**Written problem:**
Extract each line of the records below that contains the word "يقاتل".

[Stored items]
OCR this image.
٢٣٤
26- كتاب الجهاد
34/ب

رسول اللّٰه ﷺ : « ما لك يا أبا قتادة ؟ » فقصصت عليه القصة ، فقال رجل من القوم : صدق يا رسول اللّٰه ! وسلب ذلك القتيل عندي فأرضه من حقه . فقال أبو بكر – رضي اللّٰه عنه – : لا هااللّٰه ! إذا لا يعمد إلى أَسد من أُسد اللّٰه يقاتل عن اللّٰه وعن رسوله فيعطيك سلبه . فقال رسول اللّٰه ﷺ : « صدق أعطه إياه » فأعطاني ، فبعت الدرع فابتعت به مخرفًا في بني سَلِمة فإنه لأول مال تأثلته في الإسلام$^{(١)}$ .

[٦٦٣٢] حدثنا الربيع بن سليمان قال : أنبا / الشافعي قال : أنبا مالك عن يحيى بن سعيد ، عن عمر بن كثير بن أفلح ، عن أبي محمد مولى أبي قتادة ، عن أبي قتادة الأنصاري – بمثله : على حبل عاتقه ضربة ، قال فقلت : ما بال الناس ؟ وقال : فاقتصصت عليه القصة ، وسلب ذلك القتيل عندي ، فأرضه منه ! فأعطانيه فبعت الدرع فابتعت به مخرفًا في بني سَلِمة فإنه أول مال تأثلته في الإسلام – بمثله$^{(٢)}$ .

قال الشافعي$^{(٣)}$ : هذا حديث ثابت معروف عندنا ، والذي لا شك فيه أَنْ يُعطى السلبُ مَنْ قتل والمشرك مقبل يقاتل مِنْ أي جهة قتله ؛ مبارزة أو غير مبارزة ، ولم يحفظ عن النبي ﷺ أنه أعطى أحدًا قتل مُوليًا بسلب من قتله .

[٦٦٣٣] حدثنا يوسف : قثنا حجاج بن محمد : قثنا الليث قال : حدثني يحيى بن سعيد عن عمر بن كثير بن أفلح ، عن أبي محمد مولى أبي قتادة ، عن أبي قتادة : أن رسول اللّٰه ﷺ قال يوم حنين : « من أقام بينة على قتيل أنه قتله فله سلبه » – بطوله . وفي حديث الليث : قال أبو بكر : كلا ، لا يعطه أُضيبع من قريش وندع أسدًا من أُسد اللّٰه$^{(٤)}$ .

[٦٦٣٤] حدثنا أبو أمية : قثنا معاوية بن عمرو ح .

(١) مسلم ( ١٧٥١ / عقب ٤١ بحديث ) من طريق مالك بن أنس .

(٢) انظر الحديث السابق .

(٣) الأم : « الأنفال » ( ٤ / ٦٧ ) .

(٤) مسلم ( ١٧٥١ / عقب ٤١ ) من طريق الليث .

**Solution to this exercise:**
رسول اللّٰه ﷺ : « ما لك يا أبا قتادة ؟ » فقصصت عليه القصة ، فقال رجل من القوم : صدق يا رسول اللّٰه ! وسلب ذلك القتيل عندي فأرضه من حقه . فقال أبو بكر – رضي اللّٰه عنه – : لا هااللّٰه ! إذا لا يعمد إلى أَسد من أُسد اللّٰه يقاتل عن اللّٰه وعن رسوله فيعطيك سلبه . فقال رسول اللّٰه ﷺ : « صدق أعطه إياه » فأعطاني ، فبعت الدرع فابتعت به مخرفًا في بني سَلِمة فإنه لأول مال تأثلته في الإسلام$^{(١)}$ .
قال الشافعي$^{(٣)}$ : هذا حديث ثابت معروف عندنا ، والذي لا شك فيه أَنْ يُعطى السلبُ مَنْ قتل والمشرك مقبل يقاتل مِنْ أي جهة قتله ؛ مبارزة أو غير مبارزة ، ولم يحفظ عن النبي ﷺ أنه أعطى أحدًا قتل مُوليًا بسلب من قتله .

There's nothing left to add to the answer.